WHAT THIS TASK INVOLVES
Where in the data below does the word "outpatient" appear? Copy each line that holds it.

Data items
- - -
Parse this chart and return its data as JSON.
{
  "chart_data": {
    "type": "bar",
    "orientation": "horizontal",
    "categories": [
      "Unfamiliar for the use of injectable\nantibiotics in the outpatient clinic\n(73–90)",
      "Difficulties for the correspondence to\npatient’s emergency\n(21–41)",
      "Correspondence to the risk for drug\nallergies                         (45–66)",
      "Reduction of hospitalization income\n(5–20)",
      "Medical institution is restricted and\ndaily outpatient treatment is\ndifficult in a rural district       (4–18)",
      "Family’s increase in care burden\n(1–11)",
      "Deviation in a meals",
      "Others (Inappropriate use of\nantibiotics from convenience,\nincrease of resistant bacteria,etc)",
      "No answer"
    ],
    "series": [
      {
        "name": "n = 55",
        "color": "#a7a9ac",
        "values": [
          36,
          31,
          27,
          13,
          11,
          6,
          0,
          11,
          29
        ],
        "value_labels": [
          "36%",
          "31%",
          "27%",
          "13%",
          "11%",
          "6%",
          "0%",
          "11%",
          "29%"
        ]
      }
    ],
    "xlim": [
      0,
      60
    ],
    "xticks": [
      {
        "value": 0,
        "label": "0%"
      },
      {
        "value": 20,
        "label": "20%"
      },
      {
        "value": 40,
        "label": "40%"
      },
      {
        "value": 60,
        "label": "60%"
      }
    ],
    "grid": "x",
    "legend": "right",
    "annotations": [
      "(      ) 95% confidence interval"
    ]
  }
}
- - -
WRITTEN RESPONSE
      "Unfamiliar for the use of injectable\nantibiotics in the outpatient clinic\n(73–90)",
      "Medical institution is restricted and\ndaily outpatient treatment is\ndifficult in a rural district       (4–18)",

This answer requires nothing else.